<<<<

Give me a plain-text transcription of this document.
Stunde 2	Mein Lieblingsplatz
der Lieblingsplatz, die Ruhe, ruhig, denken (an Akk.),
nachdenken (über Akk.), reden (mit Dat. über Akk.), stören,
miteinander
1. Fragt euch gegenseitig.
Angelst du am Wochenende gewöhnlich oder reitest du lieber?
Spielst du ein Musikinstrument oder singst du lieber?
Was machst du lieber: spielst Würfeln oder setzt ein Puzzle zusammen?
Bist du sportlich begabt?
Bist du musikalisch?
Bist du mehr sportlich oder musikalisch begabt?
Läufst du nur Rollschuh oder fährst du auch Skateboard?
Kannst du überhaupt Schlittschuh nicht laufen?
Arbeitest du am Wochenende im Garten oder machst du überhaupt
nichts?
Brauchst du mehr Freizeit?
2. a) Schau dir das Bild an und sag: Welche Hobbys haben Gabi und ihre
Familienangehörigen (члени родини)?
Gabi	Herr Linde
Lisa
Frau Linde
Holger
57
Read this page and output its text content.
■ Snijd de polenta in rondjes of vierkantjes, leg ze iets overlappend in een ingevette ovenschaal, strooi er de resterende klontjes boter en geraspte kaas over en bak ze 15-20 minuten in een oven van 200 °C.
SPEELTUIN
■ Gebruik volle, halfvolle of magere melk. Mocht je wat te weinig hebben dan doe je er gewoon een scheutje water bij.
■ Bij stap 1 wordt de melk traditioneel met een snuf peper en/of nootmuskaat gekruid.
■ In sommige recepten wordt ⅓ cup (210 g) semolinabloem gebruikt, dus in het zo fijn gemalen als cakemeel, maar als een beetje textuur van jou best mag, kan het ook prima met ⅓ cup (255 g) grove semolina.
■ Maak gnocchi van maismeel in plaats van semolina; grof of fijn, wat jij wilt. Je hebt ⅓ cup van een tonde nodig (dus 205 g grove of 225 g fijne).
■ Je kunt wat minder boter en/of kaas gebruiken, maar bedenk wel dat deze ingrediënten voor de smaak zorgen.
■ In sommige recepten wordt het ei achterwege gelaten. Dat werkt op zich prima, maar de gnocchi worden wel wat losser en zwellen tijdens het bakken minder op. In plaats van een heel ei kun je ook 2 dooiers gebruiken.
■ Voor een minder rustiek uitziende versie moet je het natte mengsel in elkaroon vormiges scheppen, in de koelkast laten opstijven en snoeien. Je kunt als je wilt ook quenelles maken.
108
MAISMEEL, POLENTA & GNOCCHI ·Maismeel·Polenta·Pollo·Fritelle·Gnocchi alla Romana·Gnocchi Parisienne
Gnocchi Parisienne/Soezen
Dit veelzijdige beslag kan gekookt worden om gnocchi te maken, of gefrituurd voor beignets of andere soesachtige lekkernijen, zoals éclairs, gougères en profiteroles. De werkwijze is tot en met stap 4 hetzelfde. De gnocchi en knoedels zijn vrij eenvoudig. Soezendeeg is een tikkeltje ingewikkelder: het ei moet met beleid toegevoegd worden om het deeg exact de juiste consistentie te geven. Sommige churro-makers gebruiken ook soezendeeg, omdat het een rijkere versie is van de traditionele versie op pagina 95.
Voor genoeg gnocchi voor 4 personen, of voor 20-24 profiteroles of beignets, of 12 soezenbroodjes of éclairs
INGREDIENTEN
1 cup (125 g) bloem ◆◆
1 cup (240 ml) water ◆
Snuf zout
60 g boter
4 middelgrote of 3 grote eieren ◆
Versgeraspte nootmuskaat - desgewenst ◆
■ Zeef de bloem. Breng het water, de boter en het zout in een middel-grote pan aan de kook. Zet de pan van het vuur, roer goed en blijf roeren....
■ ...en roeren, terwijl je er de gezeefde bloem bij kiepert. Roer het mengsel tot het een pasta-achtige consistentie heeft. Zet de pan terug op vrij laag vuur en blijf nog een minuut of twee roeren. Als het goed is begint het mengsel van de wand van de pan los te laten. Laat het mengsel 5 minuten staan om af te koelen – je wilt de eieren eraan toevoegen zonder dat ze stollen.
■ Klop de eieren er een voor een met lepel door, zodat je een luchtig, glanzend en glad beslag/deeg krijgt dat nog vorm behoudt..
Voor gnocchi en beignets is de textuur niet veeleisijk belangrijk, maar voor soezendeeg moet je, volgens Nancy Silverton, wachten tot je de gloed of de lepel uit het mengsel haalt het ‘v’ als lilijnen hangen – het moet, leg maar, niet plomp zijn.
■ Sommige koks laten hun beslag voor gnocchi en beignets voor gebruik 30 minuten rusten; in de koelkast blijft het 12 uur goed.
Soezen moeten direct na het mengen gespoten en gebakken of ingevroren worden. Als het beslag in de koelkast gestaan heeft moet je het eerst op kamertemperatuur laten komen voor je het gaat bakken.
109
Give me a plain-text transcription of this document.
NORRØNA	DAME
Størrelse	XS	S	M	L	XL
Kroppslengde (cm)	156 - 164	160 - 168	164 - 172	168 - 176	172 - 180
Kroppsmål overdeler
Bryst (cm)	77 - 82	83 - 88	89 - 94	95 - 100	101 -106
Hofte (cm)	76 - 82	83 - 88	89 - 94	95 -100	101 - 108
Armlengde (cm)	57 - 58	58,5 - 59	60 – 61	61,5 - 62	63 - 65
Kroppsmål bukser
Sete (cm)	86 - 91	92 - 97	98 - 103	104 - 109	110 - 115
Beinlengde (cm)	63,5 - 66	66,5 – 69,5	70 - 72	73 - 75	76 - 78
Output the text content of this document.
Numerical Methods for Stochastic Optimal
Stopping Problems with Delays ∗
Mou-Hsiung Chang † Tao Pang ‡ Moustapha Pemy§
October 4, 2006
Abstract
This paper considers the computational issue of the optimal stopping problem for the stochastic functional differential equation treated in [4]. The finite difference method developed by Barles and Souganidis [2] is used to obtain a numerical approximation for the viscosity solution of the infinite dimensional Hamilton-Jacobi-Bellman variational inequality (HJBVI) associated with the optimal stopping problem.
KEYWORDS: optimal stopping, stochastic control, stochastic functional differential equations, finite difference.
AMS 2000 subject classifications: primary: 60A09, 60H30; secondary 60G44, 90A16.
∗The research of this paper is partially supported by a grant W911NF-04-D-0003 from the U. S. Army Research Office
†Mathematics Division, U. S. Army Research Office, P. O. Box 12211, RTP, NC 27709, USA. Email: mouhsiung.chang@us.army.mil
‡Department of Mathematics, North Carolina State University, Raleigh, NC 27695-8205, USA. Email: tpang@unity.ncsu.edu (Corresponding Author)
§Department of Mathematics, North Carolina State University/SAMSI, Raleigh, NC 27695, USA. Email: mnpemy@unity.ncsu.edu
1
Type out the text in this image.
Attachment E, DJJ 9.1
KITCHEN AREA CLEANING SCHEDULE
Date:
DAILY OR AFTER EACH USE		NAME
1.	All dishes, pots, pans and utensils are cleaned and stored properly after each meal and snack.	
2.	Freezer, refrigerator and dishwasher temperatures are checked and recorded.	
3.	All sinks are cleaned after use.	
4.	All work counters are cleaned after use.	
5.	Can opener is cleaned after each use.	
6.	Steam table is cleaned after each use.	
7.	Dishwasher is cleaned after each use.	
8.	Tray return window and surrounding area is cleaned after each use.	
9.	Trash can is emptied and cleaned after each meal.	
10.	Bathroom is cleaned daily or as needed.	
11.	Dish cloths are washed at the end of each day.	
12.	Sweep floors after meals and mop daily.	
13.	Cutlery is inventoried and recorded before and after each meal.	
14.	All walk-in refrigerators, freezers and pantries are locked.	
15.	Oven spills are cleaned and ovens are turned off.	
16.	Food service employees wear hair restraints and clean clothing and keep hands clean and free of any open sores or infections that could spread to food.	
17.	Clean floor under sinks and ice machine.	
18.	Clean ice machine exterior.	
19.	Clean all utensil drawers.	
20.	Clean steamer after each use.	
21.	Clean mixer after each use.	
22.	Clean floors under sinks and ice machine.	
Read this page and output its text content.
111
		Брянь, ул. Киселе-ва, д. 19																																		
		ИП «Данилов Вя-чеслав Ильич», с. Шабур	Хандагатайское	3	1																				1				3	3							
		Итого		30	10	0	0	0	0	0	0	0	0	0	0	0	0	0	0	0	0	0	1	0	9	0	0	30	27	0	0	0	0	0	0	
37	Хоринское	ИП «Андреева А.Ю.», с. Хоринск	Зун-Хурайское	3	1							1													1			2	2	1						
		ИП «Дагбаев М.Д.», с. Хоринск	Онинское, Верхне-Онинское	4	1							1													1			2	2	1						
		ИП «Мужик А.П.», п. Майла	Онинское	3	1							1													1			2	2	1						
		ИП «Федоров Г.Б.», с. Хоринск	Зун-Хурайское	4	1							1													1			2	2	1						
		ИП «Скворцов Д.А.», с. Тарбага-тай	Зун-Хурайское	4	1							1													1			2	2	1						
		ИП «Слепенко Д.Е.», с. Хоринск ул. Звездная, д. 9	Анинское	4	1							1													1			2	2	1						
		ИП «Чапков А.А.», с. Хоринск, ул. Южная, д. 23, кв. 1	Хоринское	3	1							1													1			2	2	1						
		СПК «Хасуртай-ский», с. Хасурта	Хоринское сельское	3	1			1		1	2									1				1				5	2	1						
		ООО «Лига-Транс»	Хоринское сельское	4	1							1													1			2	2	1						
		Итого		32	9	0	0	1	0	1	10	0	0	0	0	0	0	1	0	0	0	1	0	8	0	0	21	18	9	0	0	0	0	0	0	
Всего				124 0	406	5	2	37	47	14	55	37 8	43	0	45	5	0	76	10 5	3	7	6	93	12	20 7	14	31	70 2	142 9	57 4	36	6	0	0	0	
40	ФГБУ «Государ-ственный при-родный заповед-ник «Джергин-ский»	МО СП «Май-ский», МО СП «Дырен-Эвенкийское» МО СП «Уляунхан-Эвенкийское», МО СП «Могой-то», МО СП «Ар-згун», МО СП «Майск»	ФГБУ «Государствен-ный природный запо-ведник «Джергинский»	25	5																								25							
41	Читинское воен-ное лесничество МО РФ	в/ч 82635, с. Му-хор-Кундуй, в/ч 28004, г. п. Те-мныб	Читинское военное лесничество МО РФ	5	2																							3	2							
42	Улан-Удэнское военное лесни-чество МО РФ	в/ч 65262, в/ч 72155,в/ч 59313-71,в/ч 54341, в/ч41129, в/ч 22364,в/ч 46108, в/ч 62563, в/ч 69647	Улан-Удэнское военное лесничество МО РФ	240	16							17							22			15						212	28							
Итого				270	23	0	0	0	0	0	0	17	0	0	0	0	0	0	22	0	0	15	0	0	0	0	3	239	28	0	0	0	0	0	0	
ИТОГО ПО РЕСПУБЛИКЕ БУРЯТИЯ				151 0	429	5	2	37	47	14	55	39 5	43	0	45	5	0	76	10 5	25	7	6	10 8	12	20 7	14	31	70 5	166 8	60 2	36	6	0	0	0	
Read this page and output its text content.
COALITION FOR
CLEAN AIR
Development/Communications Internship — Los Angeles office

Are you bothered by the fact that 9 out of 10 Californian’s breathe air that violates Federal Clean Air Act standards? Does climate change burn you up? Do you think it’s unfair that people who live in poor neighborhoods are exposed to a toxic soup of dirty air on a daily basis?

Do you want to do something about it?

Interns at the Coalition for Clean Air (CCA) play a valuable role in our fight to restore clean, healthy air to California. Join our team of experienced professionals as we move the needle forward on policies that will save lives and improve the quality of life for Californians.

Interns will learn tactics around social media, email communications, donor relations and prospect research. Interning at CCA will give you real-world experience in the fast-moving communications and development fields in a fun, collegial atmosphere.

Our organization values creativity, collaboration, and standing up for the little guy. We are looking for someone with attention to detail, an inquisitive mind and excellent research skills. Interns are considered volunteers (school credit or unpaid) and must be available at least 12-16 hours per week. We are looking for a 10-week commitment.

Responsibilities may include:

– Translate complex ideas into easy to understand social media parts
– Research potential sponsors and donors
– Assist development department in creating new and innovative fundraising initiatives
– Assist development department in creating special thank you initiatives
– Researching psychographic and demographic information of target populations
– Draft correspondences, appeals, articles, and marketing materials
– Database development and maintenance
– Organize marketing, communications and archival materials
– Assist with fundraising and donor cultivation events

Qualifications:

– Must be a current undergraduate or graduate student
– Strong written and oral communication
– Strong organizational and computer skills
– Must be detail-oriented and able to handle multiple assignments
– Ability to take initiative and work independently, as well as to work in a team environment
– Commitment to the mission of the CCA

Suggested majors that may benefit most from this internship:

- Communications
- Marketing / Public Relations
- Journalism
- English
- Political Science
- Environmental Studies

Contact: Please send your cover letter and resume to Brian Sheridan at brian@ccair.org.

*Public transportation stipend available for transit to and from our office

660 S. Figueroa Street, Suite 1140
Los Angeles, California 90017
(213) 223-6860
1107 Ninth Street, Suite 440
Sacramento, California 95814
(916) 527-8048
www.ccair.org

>>>>

The task:
Within the listing above, copy each line that has the string "melk".

Answer to this exercise:
■ Gebruik volle, halfvolle of magere melk. Mocht je wat te weinig hebben dan doe je er gewoon een scheutje water bij.
■ Bij stap 1 wordt de melk traditioneel met een snuf peper en/of nootmuskaat gekruid.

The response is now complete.